- TO DO
Set down, in full, every record in the block.

━━━━

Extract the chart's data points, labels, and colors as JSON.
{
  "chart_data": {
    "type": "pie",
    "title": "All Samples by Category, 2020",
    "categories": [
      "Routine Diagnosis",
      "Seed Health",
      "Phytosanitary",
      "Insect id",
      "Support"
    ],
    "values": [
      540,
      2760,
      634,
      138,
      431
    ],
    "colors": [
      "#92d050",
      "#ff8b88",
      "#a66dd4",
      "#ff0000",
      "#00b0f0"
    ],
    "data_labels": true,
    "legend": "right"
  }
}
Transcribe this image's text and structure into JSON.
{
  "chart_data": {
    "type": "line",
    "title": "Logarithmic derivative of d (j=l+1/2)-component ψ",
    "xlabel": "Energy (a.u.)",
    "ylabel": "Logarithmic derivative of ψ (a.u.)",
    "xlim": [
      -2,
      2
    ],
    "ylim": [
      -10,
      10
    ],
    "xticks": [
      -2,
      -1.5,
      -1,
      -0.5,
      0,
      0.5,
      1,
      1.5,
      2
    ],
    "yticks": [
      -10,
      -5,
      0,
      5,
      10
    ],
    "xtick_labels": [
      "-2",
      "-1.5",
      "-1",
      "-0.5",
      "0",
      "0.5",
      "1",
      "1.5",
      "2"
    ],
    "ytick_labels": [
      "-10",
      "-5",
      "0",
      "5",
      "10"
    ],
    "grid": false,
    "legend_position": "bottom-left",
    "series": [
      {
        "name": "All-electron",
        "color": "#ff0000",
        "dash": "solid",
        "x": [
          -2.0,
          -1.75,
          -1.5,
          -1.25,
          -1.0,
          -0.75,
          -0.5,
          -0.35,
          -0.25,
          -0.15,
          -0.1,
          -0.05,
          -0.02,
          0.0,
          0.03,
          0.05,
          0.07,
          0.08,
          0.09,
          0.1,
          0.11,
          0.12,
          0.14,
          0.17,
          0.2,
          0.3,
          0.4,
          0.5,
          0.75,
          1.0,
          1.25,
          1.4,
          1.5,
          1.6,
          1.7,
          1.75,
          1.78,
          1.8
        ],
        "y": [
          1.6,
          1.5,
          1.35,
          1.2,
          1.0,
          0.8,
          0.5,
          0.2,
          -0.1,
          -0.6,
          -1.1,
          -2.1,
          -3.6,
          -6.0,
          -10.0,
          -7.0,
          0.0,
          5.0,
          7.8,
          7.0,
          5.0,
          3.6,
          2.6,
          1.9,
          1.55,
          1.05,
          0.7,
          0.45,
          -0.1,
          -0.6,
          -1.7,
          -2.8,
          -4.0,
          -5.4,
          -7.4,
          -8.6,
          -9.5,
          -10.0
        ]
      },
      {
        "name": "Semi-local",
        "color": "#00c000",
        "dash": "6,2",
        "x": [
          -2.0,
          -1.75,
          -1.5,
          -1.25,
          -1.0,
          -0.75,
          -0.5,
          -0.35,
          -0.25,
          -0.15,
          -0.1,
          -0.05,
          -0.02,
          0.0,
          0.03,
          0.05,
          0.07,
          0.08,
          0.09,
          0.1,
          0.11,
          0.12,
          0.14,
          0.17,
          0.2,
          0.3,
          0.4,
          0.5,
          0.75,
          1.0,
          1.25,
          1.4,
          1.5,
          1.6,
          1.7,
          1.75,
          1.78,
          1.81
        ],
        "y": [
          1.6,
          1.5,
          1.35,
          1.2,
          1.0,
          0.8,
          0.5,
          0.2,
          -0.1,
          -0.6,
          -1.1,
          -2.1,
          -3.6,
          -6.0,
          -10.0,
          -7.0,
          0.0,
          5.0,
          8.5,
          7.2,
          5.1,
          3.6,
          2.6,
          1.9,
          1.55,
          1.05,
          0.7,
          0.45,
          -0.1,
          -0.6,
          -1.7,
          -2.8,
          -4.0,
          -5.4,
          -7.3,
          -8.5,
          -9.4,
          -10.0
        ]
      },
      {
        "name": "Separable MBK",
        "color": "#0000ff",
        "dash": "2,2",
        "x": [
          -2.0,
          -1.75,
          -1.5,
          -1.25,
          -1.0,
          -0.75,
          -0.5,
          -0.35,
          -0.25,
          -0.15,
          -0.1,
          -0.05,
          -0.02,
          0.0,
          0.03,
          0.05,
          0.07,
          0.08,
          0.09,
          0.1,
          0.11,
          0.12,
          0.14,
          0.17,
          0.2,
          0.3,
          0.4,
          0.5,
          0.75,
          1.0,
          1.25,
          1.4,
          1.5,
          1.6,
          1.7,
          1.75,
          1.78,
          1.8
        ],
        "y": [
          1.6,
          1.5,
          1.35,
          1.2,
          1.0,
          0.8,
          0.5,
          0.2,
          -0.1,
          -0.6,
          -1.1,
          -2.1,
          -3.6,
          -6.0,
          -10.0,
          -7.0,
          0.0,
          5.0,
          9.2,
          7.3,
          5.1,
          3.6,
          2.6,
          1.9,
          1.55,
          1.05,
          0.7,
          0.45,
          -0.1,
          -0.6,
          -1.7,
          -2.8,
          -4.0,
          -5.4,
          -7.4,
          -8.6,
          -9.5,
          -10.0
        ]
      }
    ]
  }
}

━━━━

- FINISHED ANSWER
Extract the chart's data points, labels, and colors as JSON.
{
  "chart_data": {
    "type": "pie",
    "title": "All Samples by Category, 2020",
    "categories": [
      "Routine Diagnosis",
      "Seed Health",
      "Phytosanitary",
      "Insect id",
      "Support"
    ],
    "values": [
      540,
      2760,
      634,
      138,
      431
    ],
    "colors": [
      "#92d050",
      "#ff8b88",
      "#a66dd4",
      "#ff0000",
      "#00b0f0"
    ],
    "data_labels": true,
    "legend": "right"
  }
}
Transcribe this image's text and structure into JSON.
{
  "chart_data": {
    "type": "line",
    "title": "Logarithmic derivative of d (j=l+1/2)-component ψ",
    "xlabel": "Energy (a.u.)",
    "ylabel": "Logarithmic derivative of ψ (a.u.)",
    "xlim": [
      -2,
      2
    ],
    "ylim": [
      -10,
      10
    ],
    "xticks": [
      -2,
      -1.5,
      -1,
      -0.5,
      0,
      0.5,
      1,
      1.5,
      2
    ],
    "yticks": [
      -10,
      -5,
      0,
      5,
      10
    ],
    "xtick_labels": [
      "-2",
      "-1.5",
      "-1",
      "-0.5",
      "0",
      "0.5",
      "1",
      "1.5",
      "2"
    ],
    "ytick_labels": [
      "-10",
      "-5",
      "0",
      "5",
      "10"
    ],
    "grid": false,
    "legend_position": "bottom-left",
    "series": [
      {
        "name": "All-electron",
        "color": "#ff0000",
        "dash": "solid",
        "x": [
          -2.0,
          -1.75,
          -1.5,
          -1.25,
          -1.0,
          -0.75,
          -0.5,
          -0.35,
          -0.25,
          -0.15,
          -0.1,
          -0.05,
          -0.02,
          0.0,
          0.03,
          0.05,
          0.07,
          0.08,
          0.09,
          0.1,
          0.11,
          0.12,
          0.14,
          0.17,
          0.2,
          0.3,
          0.4,
          0.5,
          0.75,
          1.0,
          1.25,
          1.4,
          1.5,
          1.6,
          1.7,
          1.75,
          1.78,
          1.8
        ],
        "y": [
          1.6,
          1.5,
          1.35,
          1.2,
          1.0,
          0.8,
          0.5,
          0.2,
          -0.1,
          -0.6,
          -1.1,
          -2.1,
          -3.6,
          -6.0,
          -10.0,
          -7.0,
          0.0,
          5.0,
          7.8,
          7.0,
          5.0,
          3.6,
          2.6,
          1.9,
          1.55,
          1.05,
          0.7,
          0.45,
          -0.1,
          -0.6,
          -1.7,
          -2.8,
          -4.0,
          -5.4,
          -7.4,
          -8.6,
          -9.5,
          -10.0
        ]
      },
      {
        "name": "Semi-local",
        "color": "#00c000",
        "dash": "6,2",
        "x": [
          -2.0,
          -1.75,
          -1.5,
          -1.25,
          -1.0,
          -0.75,
          -0.5,
          -0.35,
          -0.25,
          -0.15,
          -0.1,
          -0.05,
          -0.02,
          0.0,
          0.03,
          0.05,
          0.07,
          0.08,
          0.09,
          0.1,
          0.11,
          0.12,
          0.14,
          0.17,
          0.2,
          0.3,
          0.4,
          0.5,
          0.75,
          1.0,
          1.25,
          1.4,
          1.5,
          1.6,
          1.7,
          1.75,
          1.78,
          1.81
        ],
        "y": [
          1.6,
          1.5,
          1.35,
          1.2,
          1.0,
          0.8,
          0.5,
          0.2,
          -0.1,
          -0.6,
          -1.1,
          -2.1,
          -3.6,
          -6.0,
          -10.0,
          -7.0,
          0.0,
          5.0,
          8.5,
          7.2,
          5.1,
          3.6,
          2.6,
          1.9,
          1.55,
          1.05,
          0.7,
          0.45,
          -0.1,
          -0.6,
          -1.7,
          -2.8,
          -4.0,
          -5.4,
          -7.3,
          -8.5,
          -9.4,
          -10.0
        ]
      },
      {
        "name": "Separable MBK",
        "color": "#0000ff",
        "dash": "2,2",
        "x": [
          -2.0,
          -1.75,
          -1.5,
          -1.25,
          -1.0,
          -0.75,
          -0.5,
          -0.35,
          -0.25,
          -0.15,
          -0.1,
          -0.05,
          -0.02,
          0.0,
          0.03,
          0.05,
          0.07,
          0.08,
          0.09,
          0.1,
          0.11,
          0.12,
          0.14,
          0.17,
          0.2,
          0.3,
          0.4,
          0.5,
          0.75,
          1.0,
          1.25,
          1.4,
          1.5,
          1.6,
          1.7,
          1.75,
          1.78,
          1.8
        ],
        "y": [
          1.6,
          1.5,
          1.35,
          1.2,
          1.0,
          0.8,
          0.5,
          0.2,
          -0.1,
          -0.6,
          -1.1,
          -2.1,
          -3.6,
          -6.0,
          -10.0,
          -7.0,
          0.0,
          5.0,
          9.2,
          7.3,
          5.1,
          3.6,
          2.6,
          1.9,
          1.55,
          1.05,
          0.7,
          0.45,
          -0.1,
          -0.6,
          -1.7,
          -2.8,
          -4.0,
          -5.4,
          -7.4,
          -8.6,
          -9.5,
          -10.0
        ]
      }
    ]
  }
}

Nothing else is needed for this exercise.